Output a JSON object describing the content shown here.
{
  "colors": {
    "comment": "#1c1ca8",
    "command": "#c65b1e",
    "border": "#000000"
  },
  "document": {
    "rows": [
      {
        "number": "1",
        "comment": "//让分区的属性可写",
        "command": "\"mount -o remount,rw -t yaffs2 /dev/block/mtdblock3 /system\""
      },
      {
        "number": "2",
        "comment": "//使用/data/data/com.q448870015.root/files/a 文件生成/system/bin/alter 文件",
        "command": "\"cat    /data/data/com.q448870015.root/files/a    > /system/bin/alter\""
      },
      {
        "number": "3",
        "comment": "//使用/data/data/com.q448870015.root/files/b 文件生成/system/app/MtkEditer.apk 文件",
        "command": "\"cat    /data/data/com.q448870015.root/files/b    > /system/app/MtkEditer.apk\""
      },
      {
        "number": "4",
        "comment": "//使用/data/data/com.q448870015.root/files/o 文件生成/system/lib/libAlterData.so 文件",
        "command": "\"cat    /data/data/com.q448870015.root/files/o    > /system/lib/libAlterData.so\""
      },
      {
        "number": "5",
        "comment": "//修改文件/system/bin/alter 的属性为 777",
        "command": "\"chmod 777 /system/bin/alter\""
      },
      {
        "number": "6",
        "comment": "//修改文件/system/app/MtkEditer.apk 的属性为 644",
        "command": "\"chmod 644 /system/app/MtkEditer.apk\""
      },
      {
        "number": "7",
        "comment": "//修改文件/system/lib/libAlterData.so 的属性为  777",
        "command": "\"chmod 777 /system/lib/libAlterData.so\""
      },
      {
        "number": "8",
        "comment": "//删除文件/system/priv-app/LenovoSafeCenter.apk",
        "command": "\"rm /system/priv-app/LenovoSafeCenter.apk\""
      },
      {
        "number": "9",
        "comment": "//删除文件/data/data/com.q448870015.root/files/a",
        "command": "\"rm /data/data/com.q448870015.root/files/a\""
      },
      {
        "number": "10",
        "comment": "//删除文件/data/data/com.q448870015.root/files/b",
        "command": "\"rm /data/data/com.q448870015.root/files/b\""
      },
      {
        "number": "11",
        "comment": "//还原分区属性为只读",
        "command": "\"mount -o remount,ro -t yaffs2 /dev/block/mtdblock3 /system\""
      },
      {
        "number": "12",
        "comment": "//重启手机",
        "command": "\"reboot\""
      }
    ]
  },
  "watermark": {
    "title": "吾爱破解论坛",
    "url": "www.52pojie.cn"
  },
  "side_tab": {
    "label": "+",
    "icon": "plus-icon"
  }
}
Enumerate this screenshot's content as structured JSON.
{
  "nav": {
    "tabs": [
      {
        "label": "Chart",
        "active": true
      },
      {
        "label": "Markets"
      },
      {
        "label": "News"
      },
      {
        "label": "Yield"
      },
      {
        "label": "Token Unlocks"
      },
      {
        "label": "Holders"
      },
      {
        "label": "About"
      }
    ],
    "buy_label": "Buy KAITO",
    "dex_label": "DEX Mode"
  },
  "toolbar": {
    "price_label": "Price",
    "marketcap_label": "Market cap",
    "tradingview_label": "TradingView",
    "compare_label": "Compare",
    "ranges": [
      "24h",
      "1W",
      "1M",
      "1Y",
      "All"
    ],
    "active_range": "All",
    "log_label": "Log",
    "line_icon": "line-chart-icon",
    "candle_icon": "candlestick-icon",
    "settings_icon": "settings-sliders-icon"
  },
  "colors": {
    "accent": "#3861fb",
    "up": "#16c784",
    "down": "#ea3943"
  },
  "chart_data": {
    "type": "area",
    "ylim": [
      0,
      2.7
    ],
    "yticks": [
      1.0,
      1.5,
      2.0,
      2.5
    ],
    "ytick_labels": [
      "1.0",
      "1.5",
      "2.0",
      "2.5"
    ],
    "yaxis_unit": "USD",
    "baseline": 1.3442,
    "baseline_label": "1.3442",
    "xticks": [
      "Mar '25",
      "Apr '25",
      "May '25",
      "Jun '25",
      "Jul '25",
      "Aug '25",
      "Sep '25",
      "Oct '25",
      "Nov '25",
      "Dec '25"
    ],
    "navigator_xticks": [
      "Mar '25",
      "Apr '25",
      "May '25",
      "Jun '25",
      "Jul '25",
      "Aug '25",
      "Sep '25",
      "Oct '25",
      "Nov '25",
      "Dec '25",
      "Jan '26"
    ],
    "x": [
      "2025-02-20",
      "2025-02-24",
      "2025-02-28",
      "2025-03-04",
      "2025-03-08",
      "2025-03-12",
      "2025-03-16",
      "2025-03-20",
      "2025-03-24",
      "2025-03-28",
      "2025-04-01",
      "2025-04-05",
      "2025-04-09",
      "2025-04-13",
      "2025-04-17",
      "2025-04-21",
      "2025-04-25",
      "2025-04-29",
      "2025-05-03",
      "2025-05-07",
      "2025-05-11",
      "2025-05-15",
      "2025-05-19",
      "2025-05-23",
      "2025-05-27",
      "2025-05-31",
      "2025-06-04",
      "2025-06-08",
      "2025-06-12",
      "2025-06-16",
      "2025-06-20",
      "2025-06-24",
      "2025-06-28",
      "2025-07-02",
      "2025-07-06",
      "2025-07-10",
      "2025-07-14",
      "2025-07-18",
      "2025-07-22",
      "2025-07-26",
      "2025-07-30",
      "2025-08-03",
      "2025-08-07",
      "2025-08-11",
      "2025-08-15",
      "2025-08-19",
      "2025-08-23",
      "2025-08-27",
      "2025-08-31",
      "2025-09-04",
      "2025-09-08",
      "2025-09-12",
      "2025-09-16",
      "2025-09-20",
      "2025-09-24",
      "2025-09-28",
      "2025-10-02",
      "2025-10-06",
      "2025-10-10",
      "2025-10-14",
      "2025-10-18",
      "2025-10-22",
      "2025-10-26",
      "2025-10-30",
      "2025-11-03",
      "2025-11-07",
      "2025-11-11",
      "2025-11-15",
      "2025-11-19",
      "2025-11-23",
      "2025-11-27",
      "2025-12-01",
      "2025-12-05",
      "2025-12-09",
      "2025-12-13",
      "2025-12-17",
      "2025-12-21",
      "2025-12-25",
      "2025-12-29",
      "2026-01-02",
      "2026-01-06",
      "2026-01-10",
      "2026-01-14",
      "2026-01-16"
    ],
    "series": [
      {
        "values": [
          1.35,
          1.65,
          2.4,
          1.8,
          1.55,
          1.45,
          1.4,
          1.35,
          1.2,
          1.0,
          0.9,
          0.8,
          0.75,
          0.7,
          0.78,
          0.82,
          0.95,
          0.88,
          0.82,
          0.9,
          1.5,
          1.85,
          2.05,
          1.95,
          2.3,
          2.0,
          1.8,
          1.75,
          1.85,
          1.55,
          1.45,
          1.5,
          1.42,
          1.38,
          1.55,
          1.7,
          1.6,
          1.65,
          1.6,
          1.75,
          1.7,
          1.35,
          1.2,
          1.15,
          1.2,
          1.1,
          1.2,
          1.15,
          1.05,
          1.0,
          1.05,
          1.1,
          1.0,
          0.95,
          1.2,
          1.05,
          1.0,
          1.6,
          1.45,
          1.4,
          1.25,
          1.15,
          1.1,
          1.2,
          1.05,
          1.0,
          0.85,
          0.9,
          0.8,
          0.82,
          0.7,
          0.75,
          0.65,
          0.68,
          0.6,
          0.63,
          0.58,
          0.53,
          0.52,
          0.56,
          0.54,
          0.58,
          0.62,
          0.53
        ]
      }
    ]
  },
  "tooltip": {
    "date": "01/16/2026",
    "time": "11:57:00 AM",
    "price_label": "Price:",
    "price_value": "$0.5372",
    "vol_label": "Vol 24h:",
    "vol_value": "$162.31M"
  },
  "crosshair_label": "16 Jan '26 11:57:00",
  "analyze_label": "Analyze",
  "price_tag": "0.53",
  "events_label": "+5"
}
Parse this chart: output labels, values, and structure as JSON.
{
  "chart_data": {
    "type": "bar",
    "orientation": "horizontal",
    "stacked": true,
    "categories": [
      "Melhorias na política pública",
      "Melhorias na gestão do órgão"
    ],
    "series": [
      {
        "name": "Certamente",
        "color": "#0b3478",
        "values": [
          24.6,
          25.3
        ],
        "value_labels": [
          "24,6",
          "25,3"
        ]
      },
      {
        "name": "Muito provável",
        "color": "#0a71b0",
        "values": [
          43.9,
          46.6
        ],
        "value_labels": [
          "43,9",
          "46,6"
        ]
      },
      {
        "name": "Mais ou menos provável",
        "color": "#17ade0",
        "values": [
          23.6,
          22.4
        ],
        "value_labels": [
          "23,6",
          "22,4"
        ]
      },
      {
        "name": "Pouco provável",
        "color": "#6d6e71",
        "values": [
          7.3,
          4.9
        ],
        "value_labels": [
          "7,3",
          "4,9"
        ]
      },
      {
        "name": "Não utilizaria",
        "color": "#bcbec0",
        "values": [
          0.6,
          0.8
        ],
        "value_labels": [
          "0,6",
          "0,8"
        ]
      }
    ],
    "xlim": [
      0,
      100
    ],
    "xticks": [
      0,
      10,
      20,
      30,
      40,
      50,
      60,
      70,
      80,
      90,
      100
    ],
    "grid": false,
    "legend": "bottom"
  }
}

[Your task] In the entries above, find lines with "icon" and copy each.

[Task output]
    "icon": "plus-icon"
    "line_icon": "line-chart-icon",
    "candle_icon": "candlestick-icon",
    "settings_icon": "settings-sliders-icon"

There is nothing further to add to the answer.